• _WHAT THE TASK REQUIRES_:
Copy out, word for word, every line from the first line of the records through the line containing "data-point [135,183,141,188]", including both of those lines.

• _EXERCISE INPUT_:
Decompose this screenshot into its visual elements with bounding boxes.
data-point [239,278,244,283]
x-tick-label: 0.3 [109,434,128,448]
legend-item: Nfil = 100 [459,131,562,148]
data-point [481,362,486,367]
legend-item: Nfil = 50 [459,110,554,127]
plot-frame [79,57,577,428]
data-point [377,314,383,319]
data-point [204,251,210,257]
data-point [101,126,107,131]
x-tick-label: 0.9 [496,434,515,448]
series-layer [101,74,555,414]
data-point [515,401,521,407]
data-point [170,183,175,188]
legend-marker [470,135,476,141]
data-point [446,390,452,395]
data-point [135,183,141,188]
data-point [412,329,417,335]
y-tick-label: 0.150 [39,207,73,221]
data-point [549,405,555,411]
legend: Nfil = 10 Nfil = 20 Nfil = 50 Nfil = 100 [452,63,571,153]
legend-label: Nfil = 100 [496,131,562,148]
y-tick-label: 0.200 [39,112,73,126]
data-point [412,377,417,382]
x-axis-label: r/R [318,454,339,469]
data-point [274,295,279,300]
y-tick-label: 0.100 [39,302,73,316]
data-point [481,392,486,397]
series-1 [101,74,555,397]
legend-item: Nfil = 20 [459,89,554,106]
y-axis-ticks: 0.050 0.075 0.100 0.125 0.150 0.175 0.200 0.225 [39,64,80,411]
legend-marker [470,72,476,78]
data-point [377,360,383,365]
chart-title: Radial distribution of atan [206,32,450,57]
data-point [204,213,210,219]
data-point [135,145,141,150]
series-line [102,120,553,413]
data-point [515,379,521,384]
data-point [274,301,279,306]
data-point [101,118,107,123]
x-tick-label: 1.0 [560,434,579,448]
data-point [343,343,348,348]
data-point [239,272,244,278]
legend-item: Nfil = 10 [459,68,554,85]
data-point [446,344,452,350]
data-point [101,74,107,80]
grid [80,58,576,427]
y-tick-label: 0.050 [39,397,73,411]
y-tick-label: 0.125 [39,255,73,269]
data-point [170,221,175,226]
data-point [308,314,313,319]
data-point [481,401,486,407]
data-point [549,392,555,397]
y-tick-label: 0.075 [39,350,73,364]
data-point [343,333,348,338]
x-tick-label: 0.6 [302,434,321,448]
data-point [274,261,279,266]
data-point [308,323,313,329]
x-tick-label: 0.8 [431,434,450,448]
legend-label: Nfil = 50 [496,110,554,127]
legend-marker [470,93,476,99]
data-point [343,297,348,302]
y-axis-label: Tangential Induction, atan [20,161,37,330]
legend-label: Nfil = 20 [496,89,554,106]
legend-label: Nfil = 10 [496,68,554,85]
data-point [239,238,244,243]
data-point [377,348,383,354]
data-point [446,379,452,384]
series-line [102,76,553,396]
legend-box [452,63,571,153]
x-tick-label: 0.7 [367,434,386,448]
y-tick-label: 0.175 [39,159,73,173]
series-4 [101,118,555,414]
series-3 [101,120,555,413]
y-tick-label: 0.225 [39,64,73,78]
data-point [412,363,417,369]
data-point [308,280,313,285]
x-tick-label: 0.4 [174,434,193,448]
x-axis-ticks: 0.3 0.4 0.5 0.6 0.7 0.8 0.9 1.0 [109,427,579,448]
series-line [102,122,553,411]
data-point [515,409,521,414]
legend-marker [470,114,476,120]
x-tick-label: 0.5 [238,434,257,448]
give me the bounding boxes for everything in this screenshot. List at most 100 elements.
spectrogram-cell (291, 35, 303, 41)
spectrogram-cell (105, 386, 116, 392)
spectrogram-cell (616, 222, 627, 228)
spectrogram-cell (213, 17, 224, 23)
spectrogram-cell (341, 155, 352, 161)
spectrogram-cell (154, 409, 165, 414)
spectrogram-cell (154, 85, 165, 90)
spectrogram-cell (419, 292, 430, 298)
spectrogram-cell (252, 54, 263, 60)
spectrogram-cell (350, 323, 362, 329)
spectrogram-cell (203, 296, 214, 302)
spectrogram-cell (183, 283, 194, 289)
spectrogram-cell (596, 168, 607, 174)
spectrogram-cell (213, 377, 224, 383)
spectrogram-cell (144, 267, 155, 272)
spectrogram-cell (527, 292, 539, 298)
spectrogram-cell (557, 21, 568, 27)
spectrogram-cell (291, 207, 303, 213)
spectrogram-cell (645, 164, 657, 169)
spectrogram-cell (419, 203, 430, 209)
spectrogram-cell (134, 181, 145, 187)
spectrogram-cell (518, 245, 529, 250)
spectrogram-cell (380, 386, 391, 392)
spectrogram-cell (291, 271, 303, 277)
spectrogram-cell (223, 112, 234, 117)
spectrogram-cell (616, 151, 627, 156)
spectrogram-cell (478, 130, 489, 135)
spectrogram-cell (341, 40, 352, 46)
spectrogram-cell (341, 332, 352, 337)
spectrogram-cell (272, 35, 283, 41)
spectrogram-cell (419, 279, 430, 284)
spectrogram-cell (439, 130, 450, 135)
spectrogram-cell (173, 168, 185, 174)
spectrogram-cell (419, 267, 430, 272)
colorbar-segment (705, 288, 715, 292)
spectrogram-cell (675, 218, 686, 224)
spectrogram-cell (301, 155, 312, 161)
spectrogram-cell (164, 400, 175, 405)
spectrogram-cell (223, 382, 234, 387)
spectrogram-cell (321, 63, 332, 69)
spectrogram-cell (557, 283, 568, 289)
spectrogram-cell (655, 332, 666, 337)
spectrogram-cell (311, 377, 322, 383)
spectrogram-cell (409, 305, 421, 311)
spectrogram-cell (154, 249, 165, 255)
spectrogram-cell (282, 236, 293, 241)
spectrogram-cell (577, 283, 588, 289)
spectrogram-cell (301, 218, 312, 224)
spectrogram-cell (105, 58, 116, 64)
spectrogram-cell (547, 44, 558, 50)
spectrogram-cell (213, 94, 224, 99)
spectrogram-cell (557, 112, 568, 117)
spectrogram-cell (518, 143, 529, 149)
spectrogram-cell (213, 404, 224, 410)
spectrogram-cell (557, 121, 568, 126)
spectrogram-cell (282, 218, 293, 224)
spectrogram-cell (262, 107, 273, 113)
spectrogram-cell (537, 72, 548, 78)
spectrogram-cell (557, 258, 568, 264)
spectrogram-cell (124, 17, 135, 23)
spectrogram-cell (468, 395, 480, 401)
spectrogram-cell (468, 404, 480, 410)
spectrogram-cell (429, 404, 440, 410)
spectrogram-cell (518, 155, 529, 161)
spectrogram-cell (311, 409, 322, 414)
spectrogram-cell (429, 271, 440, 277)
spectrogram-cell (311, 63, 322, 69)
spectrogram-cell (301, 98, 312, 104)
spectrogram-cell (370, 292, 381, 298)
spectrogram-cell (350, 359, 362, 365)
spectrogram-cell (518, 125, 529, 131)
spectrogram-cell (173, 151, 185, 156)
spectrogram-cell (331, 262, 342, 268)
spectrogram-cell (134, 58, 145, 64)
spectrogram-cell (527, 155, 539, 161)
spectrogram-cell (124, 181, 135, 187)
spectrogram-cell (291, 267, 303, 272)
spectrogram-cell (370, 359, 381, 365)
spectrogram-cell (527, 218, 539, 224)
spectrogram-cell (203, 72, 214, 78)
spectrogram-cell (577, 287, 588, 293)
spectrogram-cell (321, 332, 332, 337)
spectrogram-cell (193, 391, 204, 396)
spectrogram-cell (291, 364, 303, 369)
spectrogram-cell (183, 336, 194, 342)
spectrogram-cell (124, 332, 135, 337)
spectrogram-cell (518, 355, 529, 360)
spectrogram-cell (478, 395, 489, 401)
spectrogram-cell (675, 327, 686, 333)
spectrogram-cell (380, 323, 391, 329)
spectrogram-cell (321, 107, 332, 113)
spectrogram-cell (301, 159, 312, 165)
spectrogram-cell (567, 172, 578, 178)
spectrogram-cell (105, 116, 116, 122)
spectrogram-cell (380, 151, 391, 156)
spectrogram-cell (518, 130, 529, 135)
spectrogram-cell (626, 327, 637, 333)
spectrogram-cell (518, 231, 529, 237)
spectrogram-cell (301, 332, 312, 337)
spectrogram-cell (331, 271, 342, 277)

• _THE ANSWER_:
Decompose this screenshot into its visual elements with bounding boxes.
data-point [239,278,244,283]
x-tick-label: 0.3 [109,434,128,448]
legend-item: Nfil = 100 [459,131,562,148]
data-point [481,362,486,367]
legend-item: Nfil = 50 [459,110,554,127]
plot-frame [79,57,577,428]
data-point [377,314,383,319]
data-point [204,251,210,257]
data-point [101,126,107,131]
x-tick-label: 0.9 [496,434,515,448]
series-layer [101,74,555,414]
data-point [515,401,521,407]
data-point [170,183,175,188]
legend-marker [470,135,476,141]
data-point [446,390,452,395]
data-point [135,183,141,188]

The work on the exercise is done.